-- Record excerpts start --

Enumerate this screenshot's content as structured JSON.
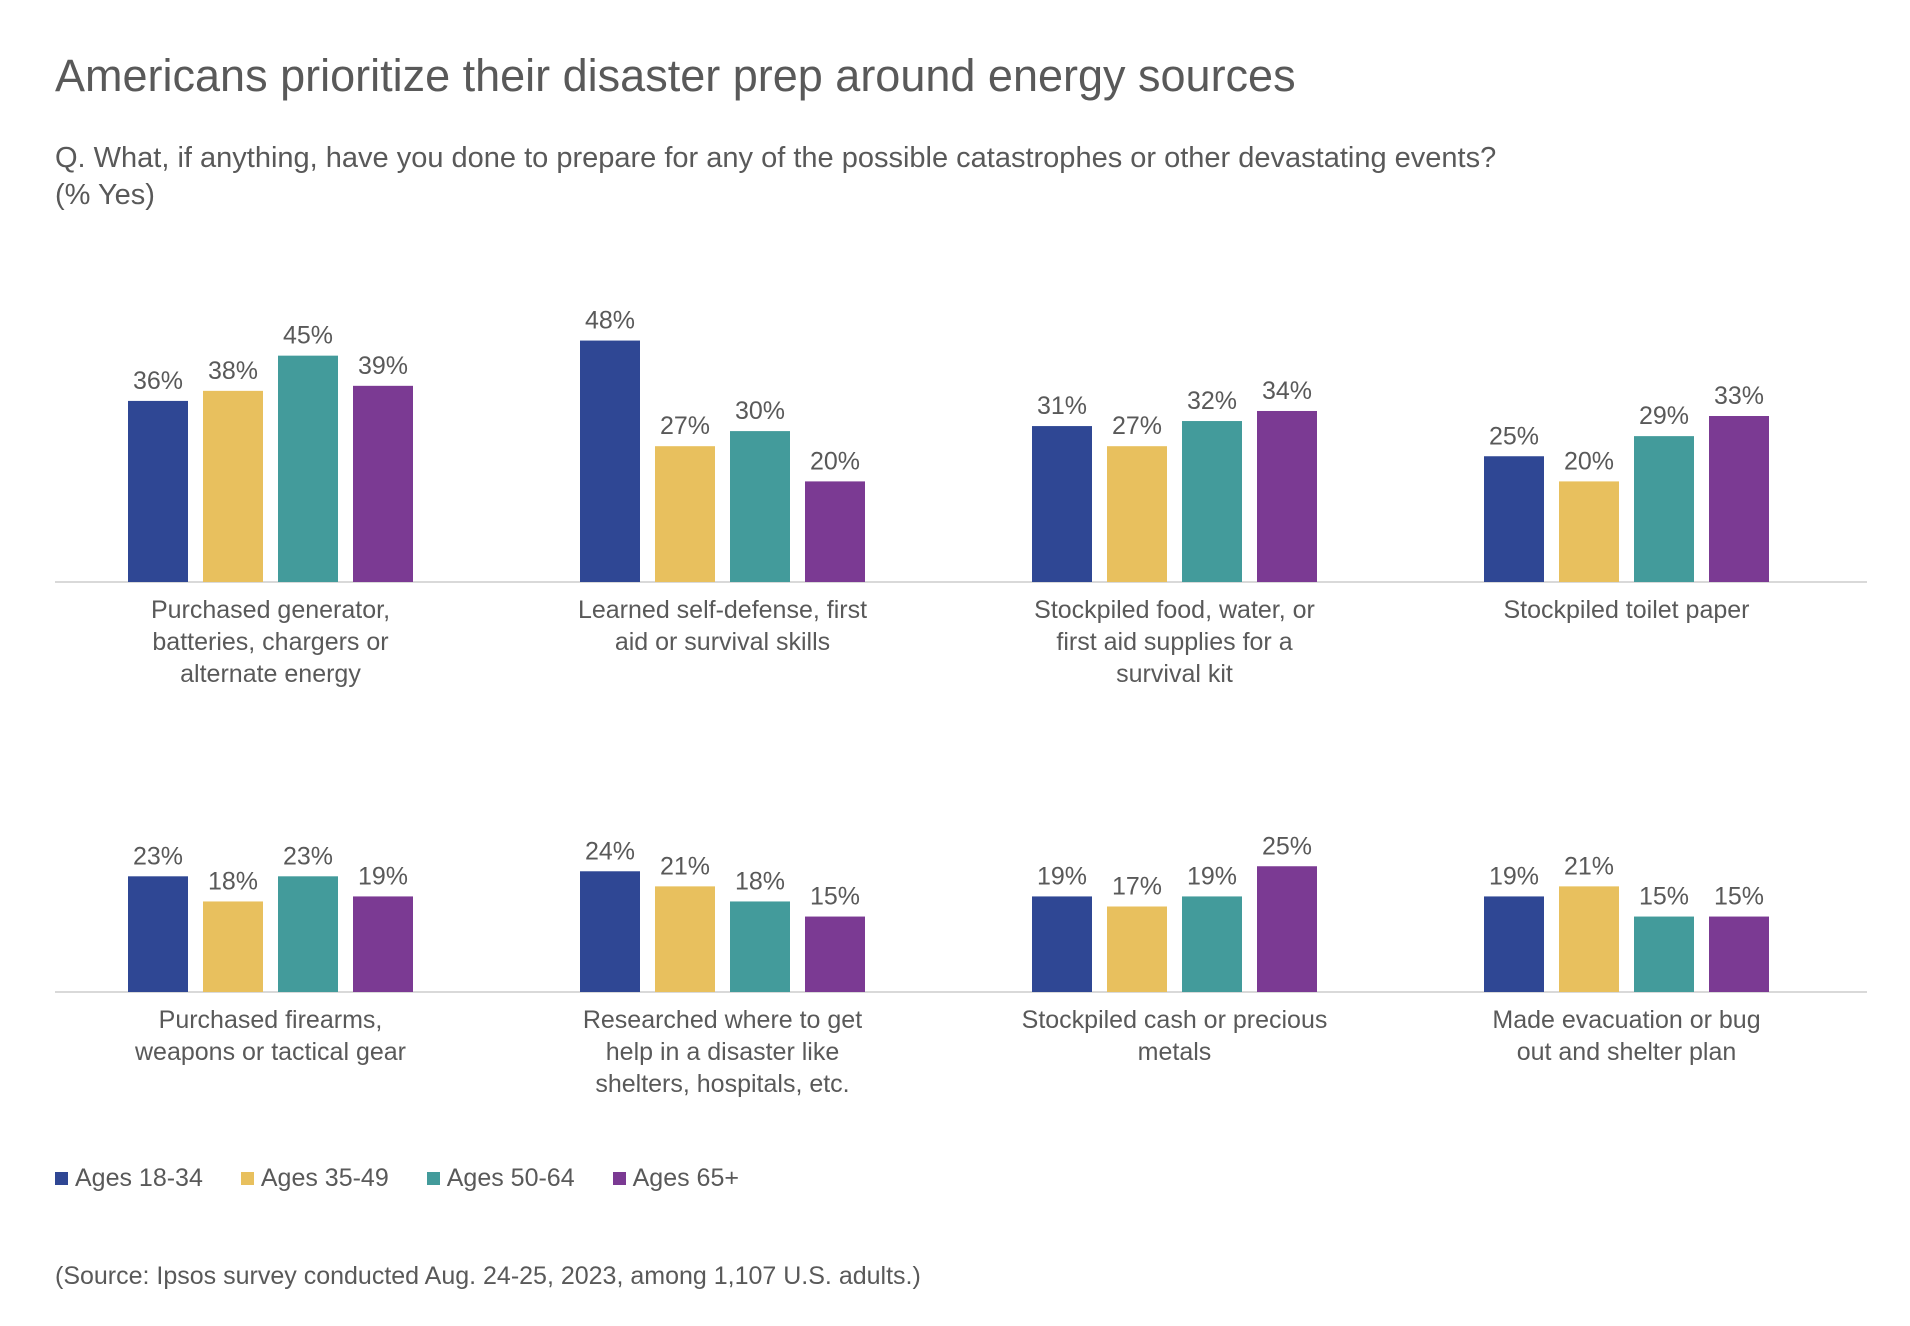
{
  "chart_data": {
    "type": "bar",
    "title": "Americans prioritize their disaster prep around energy sources",
    "subtitle": "Q. What, if anything, have you done to prepare for any of the possible catastrophes or other devastating events?",
    "subtitle2": "(% Yes)",
    "categories": [
      [
        "Purchased generator,",
        "batteries, chargers or",
        "alternate energy"
      ],
      [
        "Learned self-defense, first",
        "aid or survival skills"
      ],
      [
        "Stockpiled food, water, or",
        "first aid supplies for a",
        "survival kit"
      ],
      [
        "Stockpiled toilet paper"
      ],
      [
        "Purchased firearms,",
        "weapons or tactical gear"
      ],
      [
        "Researched where to get",
        "help in a disaster like",
        "shelters, hospitals, etc."
      ],
      [
        "Stockpiled cash or precious",
        "metals"
      ],
      [
        "Made evacuation or bug",
        "out and shelter plan"
      ]
    ],
    "series": [
      {
        "name": "Ages 18-34",
        "color": "#2f4794",
        "values": [
          36,
          48,
          31,
          25,
          23,
          24,
          19,
          19
        ]
      },
      {
        "name": "Ages 35-49",
        "color": "#e8c05e",
        "values": [
          38,
          27,
          27,
          20,
          18,
          21,
          17,
          21
        ]
      },
      {
        "name": "Ages 50-64",
        "color": "#439b9b",
        "values": [
          45,
          30,
          32,
          29,
          23,
          18,
          19,
          15
        ]
      },
      {
        "name": "Ages 65+",
        "color": "#7b3a93",
        "values": [
          39,
          20,
          34,
          33,
          19,
          15,
          25,
          15
        ]
      }
    ],
    "value_suffix": "%",
    "legend_position": "bottom-left",
    "grid": false,
    "ylim": [
      0,
      50
    ],
    "source": "(Source: Ipsos survey conducted Aug. 24-25, 2023, among 1,107 U.S. adults.)"
  }
}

-- Record excerpts end --

#### Problem to solve
Your task is to set down the records shown above exactly, minus any pictures.

#### Reply to the task
Enumerate this screenshot's content as structured JSON.
{
  "chart_data": {
    "type": "bar",
    "title": "Americans prioritize their disaster prep around energy sources",
    "subtitle": "Q. What, if anything, have you done to prepare for any of the possible catastrophes or other devastating events?",
    "subtitle2": "(% Yes)",
    "categories": [
      [
        "Purchased generator,",
        "batteries, chargers or",
        "alternate energy"
      ],
      [
        "Learned self-defense, first",
        "aid or survival skills"
      ],
      [
        "Stockpiled food, water, or",
        "first aid supplies for a",
        "survival kit"
      ],
      [
        "Stockpiled toilet paper"
      ],
      [
        "Purchased firearms,",
        "weapons or tactical gear"
      ],
      [
        "Researched where to get",
        "help in a disaster like",
        "shelters, hospitals, etc."
      ],
      [
        "Stockpiled cash or precious",
        "metals"
      ],
      [
        "Made evacuation or bug",
        "out and shelter plan"
      ]
    ],
    "series": [
      {
        "name": "Ages 18-34",
        "color": "#2f4794",
        "values": [
          36,
          48,
          31,
          25,
          23,
          24,
          19,
          19
        ]
      },
      {
        "name": "Ages 35-49",
        "color": "#e8c05e",
        "values": [
          38,
          27,
          27,
          20,
          18,
          21,
          17,
          21
        ]
      },
      {
        "name": "Ages 50-64",
        "color": "#439b9b",
        "values": [
          45,
          30,
          32,
          29,
          23,
          18,
          19,
          15
        ]
      },
      {
        "name": "Ages 65+",
        "color": "#7b3a93",
        "values": [
          39,
          20,
          34,
          33,
          19,
          15,
          25,
          15
        ]
      }
    ],
    "value_suffix": "%",
    "legend_position": "bottom-left",
    "grid": false,
    "ylim": [
      0,
      50
    ],
    "source": "(Source: Ipsos survey conducted Aug. 24-25, 2023, among 1,107 U.S. adults.)"
  }
}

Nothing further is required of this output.